**Written exercise**. Give only the count of lines containing "Name".

**Task input**.
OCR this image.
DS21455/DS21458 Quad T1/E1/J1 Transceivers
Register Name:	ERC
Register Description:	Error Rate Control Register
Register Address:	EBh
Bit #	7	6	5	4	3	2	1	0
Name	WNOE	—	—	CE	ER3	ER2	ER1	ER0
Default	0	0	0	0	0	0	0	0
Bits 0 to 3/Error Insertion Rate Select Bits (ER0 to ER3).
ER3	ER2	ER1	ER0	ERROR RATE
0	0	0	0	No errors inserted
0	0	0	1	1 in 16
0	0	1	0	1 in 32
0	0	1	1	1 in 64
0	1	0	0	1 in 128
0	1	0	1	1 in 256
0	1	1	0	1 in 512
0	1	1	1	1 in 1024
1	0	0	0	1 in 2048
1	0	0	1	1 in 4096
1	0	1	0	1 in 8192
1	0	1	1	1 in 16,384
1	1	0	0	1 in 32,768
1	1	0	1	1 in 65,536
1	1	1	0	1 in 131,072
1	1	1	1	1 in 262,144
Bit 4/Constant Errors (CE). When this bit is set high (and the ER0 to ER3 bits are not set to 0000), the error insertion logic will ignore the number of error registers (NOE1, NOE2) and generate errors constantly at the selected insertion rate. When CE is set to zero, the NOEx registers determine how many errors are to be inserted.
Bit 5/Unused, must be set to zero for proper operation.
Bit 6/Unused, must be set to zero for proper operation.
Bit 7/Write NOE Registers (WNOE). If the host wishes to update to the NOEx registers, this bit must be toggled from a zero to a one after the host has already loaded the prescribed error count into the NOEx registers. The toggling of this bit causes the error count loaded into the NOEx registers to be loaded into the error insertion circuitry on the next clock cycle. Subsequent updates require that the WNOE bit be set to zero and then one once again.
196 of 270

**Result of the task**. 2